══ Available data ══
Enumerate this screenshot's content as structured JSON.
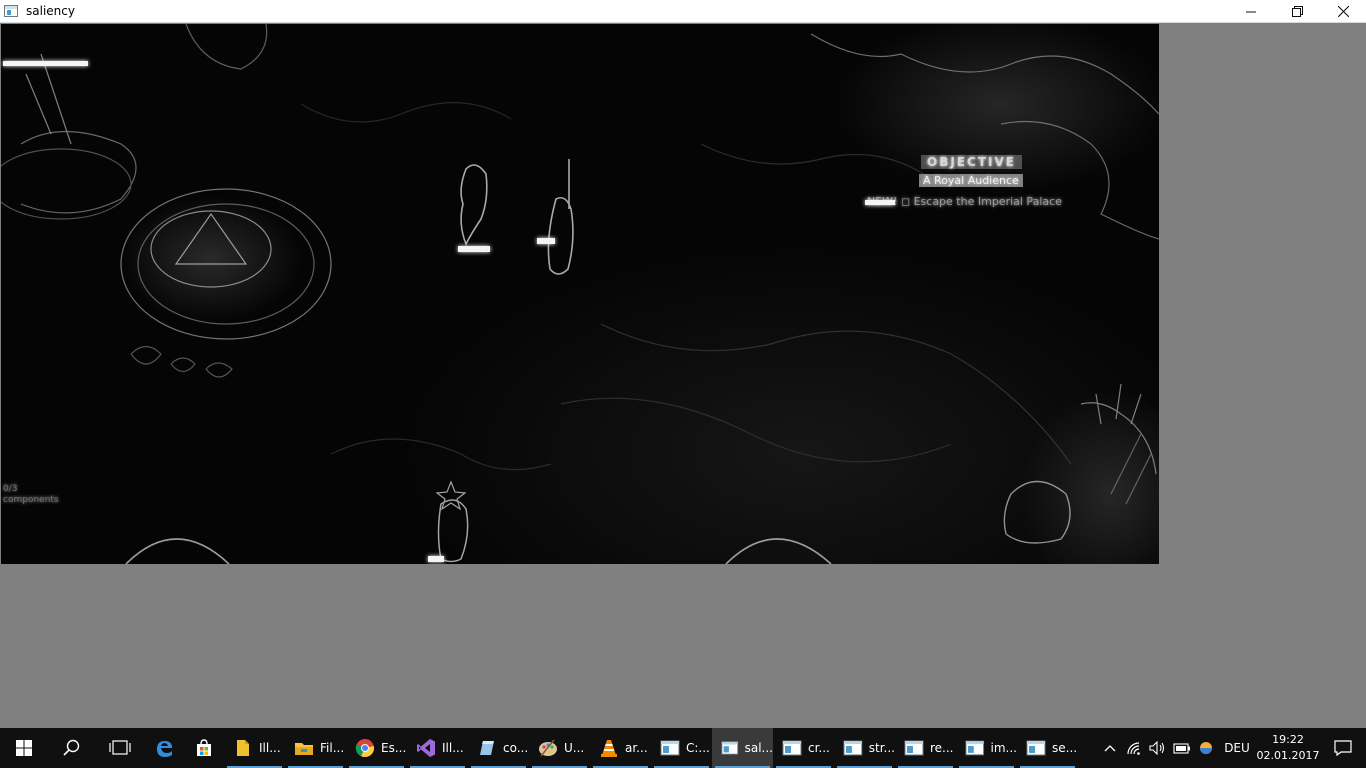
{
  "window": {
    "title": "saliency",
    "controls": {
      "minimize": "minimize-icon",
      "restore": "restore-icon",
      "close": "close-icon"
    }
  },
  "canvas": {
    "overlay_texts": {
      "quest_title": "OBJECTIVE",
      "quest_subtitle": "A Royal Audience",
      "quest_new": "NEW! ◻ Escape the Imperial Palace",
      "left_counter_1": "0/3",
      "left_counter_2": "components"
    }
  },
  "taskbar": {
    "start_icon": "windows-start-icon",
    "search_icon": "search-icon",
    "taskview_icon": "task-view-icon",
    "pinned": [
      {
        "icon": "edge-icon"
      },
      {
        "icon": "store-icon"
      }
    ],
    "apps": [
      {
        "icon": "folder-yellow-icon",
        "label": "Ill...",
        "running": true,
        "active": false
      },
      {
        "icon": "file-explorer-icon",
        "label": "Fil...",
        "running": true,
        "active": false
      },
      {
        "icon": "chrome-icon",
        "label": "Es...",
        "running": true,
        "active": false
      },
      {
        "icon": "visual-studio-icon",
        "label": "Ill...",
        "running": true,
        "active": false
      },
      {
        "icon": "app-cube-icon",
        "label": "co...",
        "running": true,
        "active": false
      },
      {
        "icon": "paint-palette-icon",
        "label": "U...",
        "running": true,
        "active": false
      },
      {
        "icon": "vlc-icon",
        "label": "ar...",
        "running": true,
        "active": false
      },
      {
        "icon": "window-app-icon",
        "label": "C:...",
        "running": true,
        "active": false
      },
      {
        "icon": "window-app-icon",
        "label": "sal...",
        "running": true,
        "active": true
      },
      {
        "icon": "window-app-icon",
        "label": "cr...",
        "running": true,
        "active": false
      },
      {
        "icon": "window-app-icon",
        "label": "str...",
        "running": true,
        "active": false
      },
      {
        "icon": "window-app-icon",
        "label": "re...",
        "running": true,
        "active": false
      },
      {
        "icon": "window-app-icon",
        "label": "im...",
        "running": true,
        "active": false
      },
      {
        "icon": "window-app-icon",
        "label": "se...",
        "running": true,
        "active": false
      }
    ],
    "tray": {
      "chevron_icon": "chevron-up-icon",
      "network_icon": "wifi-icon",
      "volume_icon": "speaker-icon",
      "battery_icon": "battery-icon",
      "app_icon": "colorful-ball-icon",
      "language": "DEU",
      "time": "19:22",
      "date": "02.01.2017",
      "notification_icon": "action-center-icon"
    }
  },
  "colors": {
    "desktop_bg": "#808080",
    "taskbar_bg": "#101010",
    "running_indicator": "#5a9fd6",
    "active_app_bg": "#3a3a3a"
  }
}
═══
*What you should do*. From the entries above, output every line exactly and omit any image.

*Written reply*.
Enumerate this screenshot's content as structured JSON.
{
  "window": {
    "title": "saliency",
    "controls": {
      "minimize": "minimize-icon",
      "restore": "restore-icon",
      "close": "close-icon"
    }
  },
  "canvas": {
    "overlay_texts": {
      "quest_title": "OBJECTIVE",
      "quest_subtitle": "A Royal Audience",
      "quest_new": "NEW! ◻ Escape the Imperial Palace",
      "left_counter_1": "0/3",
      "left_counter_2": "components"
    }
  },
  "taskbar": {
    "start_icon": "windows-start-icon",
    "search_icon": "search-icon",
    "taskview_icon": "task-view-icon",
    "pinned": [
      {
        "icon": "edge-icon"
      },
      {
        "icon": "store-icon"
      }
    ],
    "apps": [
      {
        "icon": "folder-yellow-icon",
        "label": "Ill...",
        "running": true,
        "active": false
      },
      {
        "icon": "file-explorer-icon",
        "label": "Fil...",
        "running": true,
        "active": false
      },
      {
        "icon": "chrome-icon",
        "label": "Es...",
        "running": true,
        "active": false
      },
      {
        "icon": "visual-studio-icon",
        "label": "Ill...",
        "running": true,
        "active": false
      },
      {
        "icon": "app-cube-icon",
        "label": "co...",
        "running": true,
        "active": false
      },
      {
        "icon": "paint-palette-icon",
        "label": "U...",
        "running": true,
        "active": false
      },
      {
        "icon": "vlc-icon",
        "label": "ar...",
        "running": true,
        "active": false
      },
      {
        "icon": "window-app-icon",
        "label": "C:...",
        "running": true,
        "active": false
      },
      {
        "icon": "window-app-icon",
        "label": "sal...",
        "running": true,
        "active": true
      },
      {
        "icon": "window-app-icon",
        "label": "cr...",
        "running": true,
        "active": false
      },
      {
        "icon": "window-app-icon",
        "label": "str...",
        "running": true,
        "active": false
      },
      {
        "icon": "window-app-icon",
        "label": "re...",
        "running": true,
        "active": false
      },
      {
        "icon": "window-app-icon",
        "label": "im...",
        "running": true,
        "active": false
      },
      {
        "icon": "window-app-icon",
        "label": "se...",
        "running": true,
        "active": false
      }
    ],
    "tray": {
      "chevron_icon": "chevron-up-icon",
      "network_icon": "wifi-icon",
      "volume_icon": "speaker-icon",
      "battery_icon": "battery-icon",
      "app_icon": "colorful-ball-icon",
      "language": "DEU",
      "time": "19:22",
      "date": "02.01.2017",
      "notification_icon": "action-center-icon"
    }
  },
  "colors": {
    "desktop_bg": "#808080",
    "taskbar_bg": "#101010",
    "running_indicator": "#5a9fd6",
    "active_app_bg": "#3a3a3a"
  }
}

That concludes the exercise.